> **CHALLENGE**: Exact repetition of every entry is required.

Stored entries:
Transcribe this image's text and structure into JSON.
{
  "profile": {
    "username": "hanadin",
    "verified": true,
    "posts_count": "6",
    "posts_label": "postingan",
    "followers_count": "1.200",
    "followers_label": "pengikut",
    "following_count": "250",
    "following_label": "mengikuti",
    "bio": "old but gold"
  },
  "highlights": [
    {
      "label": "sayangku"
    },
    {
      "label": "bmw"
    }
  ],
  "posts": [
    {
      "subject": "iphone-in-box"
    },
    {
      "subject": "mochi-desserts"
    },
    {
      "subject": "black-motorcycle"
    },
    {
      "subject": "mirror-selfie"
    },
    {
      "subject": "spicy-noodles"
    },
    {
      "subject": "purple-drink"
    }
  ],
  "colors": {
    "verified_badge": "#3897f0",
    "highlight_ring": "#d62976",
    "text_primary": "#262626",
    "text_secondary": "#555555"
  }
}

> **CORRECT RESPONSE**:
Transcribe this image's text and structure into JSON.
{
  "profile": {
    "username": "hanadin",
    "verified": true,
    "posts_count": "6",
    "posts_label": "postingan",
    "followers_count": "1.200",
    "followers_label": "pengikut",
    "following_count": "250",
    "following_label": "mengikuti",
    "bio": "old but gold"
  },
  "highlights": [
    {
      "label": "sayangku"
    },
    {
      "label": "bmw"
    }
  ],
  "posts": [
    {
      "subject": "iphone-in-box"
    },
    {
      "subject": "mochi-desserts"
    },
    {
      "subject": "black-motorcycle"
    },
    {
      "subject": "mirror-selfie"
    },
    {
      "subject": "spicy-noodles"
    },
    {
      "subject": "purple-drink"
    }
  ],
  "colors": {
    "verified_badge": "#3897f0",
    "highlight_ring": "#d62976",
    "text_primary": "#262626",
    "text_secondary": "#555555"
  }
}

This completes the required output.